━━━ TEXT TO READ

Echoing White House recommendations that the food industry limit its marketing of some products to children, a corporate watchdog is calling on an American icon to retire its mascot -- -- Ronald McDonald.
A study released in March by Corporate Accountability International, revealed nearly half of the American public would like to see the wig-wearing clown hang up his oversized shoes. The group compares Ronald to "Joe Camel" and the "Marlboro Man" and characterizes his use in advertising as being "predatory."
But speaking to shareholders this week in Chicago, the head of Mickey D's said his answer to those who want Ronald retired is a simple "no." CEO Jim Skinner called Ronald McDonald "a force for good" that serves as an ambassador for the restaurant chain and its Ronald McDonald House Charities.
Clowning aside, America's "growing problem" of childhood obesity is no laughing matter.
Recently, the White House released a plan aimed at slashing America's childhood obesity rate from its current 17 percent to five percent by 2030. And First Lady Michelle Obama has made the issue one of her top priorities. In February, she launched the Let's Move campaign, an ambitious goal to end the epidemic of childhood obesity in a generation.

━━━━━━
━━━ ENTRIES

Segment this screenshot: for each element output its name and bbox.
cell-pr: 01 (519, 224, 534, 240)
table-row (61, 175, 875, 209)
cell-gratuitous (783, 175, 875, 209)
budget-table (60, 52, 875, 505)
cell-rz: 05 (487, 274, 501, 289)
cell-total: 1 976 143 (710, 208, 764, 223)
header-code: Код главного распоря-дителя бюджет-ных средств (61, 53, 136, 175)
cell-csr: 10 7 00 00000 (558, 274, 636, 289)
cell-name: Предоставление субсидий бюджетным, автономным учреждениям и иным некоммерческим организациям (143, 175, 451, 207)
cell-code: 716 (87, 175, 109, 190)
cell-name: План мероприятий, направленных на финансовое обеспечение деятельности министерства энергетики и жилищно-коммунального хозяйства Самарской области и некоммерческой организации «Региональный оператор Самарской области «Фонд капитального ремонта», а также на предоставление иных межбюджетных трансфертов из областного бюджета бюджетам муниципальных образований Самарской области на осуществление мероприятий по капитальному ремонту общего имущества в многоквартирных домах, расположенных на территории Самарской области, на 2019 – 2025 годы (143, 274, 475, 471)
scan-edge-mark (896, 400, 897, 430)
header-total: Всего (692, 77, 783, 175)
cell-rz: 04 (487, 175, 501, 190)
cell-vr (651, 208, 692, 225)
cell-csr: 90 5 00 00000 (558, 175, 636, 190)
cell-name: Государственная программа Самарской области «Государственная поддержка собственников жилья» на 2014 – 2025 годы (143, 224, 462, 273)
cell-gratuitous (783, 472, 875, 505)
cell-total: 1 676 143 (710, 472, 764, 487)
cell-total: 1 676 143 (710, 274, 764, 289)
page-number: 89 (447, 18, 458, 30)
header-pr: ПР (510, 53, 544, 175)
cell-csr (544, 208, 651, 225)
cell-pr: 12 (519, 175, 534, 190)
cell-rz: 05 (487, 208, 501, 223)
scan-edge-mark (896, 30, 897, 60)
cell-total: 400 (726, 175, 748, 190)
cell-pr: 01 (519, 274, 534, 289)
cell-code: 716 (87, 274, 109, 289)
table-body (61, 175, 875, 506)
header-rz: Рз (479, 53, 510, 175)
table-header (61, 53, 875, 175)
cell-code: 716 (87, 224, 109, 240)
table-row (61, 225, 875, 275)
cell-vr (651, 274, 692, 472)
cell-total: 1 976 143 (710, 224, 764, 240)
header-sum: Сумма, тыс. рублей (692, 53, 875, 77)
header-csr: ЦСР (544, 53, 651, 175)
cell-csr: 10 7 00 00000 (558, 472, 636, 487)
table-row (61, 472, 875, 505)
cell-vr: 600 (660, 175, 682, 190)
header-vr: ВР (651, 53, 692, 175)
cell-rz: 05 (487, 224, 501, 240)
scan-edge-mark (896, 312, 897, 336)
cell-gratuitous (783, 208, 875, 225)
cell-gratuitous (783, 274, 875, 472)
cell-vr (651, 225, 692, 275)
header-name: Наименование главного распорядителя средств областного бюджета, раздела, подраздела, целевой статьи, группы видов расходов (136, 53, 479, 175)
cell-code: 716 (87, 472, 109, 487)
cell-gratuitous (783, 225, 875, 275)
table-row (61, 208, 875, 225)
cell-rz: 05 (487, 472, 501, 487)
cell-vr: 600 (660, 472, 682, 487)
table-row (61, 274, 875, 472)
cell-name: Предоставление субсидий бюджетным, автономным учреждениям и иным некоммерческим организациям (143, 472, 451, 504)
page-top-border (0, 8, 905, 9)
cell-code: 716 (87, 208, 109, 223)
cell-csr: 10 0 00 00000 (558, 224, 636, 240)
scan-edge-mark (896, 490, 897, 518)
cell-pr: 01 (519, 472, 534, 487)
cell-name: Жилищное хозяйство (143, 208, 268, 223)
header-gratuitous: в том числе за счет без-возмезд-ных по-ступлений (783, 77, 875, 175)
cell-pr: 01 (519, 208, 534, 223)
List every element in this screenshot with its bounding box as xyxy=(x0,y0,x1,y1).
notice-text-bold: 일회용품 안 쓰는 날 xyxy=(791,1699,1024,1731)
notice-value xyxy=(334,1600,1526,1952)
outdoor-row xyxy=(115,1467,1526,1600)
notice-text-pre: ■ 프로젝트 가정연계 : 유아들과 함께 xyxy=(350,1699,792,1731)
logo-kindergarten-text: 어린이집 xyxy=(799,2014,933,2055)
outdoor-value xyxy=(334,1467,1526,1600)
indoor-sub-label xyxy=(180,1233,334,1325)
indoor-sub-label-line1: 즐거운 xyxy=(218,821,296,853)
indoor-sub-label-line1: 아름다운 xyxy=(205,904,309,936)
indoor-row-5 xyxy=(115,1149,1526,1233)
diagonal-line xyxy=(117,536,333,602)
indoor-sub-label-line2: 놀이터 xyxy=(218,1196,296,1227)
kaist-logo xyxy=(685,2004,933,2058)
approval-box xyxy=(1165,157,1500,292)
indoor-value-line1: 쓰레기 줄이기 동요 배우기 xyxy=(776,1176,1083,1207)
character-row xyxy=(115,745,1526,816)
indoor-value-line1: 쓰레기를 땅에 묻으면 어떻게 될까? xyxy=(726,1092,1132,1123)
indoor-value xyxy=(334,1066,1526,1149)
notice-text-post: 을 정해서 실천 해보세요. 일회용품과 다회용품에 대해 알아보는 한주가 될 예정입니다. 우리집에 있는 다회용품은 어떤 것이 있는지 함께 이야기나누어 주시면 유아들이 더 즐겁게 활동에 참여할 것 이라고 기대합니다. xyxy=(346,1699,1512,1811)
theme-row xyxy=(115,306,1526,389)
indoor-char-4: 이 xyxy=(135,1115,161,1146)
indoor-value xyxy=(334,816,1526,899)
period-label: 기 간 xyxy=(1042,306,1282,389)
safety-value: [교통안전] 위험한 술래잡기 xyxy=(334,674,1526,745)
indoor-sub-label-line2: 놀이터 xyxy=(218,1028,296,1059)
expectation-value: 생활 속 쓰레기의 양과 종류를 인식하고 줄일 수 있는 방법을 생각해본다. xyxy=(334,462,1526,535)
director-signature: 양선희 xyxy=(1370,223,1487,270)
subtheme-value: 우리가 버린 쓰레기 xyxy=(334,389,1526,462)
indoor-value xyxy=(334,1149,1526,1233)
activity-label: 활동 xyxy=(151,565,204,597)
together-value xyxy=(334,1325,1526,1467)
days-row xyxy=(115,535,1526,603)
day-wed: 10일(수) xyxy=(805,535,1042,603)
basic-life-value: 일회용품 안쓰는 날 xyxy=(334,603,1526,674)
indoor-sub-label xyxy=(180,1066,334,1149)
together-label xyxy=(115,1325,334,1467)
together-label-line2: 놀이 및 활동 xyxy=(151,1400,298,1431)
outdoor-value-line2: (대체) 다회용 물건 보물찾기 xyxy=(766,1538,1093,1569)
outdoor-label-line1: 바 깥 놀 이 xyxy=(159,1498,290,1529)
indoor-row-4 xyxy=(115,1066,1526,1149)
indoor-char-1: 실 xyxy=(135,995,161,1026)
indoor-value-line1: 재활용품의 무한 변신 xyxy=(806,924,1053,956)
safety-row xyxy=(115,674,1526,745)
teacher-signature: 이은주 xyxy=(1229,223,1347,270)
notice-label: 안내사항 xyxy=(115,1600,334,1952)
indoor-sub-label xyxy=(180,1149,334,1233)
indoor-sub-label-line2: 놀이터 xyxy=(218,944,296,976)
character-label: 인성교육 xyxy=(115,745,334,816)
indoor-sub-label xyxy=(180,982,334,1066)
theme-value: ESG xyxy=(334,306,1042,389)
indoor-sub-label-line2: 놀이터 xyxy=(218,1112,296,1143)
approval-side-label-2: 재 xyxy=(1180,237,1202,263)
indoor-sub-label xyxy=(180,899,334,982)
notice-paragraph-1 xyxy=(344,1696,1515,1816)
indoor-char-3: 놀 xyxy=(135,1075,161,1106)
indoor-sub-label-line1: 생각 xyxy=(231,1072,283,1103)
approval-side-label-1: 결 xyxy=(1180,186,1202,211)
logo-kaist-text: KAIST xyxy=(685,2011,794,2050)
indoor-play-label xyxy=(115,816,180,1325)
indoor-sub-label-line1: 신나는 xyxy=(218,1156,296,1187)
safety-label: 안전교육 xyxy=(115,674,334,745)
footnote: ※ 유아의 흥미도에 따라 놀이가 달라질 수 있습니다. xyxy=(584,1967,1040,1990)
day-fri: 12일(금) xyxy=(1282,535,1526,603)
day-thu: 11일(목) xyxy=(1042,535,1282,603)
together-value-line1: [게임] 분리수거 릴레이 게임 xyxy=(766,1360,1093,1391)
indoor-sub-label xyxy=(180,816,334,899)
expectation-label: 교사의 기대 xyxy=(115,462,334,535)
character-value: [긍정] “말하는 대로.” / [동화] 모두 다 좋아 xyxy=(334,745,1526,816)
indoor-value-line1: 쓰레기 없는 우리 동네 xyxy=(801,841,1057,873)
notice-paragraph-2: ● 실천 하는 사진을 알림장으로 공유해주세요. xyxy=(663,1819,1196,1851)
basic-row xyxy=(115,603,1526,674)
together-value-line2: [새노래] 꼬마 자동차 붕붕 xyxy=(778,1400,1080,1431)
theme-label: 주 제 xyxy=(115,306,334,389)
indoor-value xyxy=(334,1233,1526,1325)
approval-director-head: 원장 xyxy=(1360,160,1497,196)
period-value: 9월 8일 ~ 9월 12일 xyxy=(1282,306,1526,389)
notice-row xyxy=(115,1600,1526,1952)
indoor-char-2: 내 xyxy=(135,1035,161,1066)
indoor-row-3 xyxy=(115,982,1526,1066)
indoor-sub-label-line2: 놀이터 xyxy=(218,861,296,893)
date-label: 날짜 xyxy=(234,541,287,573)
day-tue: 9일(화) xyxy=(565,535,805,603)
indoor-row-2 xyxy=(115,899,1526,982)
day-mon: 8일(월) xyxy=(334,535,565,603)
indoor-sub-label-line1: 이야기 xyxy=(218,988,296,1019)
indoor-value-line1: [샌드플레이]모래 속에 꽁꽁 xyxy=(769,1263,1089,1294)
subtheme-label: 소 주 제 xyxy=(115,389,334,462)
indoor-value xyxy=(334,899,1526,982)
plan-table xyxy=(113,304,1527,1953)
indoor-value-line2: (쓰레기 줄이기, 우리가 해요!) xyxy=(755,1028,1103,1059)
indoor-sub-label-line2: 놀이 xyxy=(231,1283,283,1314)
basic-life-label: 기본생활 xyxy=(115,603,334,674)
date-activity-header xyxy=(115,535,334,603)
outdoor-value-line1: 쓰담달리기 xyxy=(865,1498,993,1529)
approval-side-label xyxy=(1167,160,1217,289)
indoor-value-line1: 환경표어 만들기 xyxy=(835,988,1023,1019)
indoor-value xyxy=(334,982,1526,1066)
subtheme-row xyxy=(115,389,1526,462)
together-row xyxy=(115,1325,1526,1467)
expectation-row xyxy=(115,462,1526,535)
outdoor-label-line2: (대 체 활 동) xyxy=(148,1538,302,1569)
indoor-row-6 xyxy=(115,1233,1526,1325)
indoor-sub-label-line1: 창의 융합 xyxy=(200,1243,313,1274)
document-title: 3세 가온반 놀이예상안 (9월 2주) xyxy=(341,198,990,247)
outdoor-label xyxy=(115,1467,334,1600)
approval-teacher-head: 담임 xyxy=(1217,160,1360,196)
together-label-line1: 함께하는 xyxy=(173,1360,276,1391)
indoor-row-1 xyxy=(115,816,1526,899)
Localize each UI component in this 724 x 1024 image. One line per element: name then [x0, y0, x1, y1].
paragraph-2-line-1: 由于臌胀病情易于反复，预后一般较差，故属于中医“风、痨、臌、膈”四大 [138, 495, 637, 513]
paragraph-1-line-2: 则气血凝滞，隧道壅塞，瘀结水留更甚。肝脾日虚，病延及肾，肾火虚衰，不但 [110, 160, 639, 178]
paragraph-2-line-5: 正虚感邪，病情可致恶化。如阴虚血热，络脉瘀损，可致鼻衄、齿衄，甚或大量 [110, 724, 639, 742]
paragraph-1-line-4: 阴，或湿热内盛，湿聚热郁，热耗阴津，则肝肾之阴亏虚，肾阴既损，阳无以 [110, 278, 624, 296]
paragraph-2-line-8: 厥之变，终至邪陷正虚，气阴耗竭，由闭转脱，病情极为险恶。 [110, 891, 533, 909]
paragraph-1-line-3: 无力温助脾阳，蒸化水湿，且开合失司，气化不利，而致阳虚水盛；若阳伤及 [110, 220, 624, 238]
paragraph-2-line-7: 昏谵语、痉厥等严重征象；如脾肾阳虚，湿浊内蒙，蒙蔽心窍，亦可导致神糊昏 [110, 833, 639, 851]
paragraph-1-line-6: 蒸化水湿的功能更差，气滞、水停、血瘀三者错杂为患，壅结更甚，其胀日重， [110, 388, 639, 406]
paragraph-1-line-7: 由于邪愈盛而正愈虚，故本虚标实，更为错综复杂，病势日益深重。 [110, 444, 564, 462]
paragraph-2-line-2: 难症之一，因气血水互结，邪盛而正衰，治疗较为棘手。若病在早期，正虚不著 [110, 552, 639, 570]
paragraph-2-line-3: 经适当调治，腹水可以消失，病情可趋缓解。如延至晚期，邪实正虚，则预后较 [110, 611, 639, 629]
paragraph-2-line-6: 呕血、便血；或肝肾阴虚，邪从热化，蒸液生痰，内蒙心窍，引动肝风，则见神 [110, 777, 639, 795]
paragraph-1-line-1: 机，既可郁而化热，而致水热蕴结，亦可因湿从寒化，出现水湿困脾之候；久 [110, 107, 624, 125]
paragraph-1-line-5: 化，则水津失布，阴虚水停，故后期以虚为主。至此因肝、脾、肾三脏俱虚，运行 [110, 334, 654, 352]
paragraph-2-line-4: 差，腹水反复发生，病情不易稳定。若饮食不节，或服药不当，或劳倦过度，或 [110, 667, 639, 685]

━━━━━━

• **EXERCISE DETAILS**:
From the text about Ronald McDonald and childhood obesity, rewrite the part that begins at the words "Recently, the White" and ends after "in a generation.", updating "February" to "January".

• **WORKED ANSWER**:
Recently, the White House released a plan aimed at slashing America's childhood obesity rate from its current 17 percent to five percent by 2030. And First Lady Michelle Obama has made the issue one of her top priorities. In January, she launched the Let's Move campaign, an ambitious goal to end the epidemic of childhood obesity in a generation.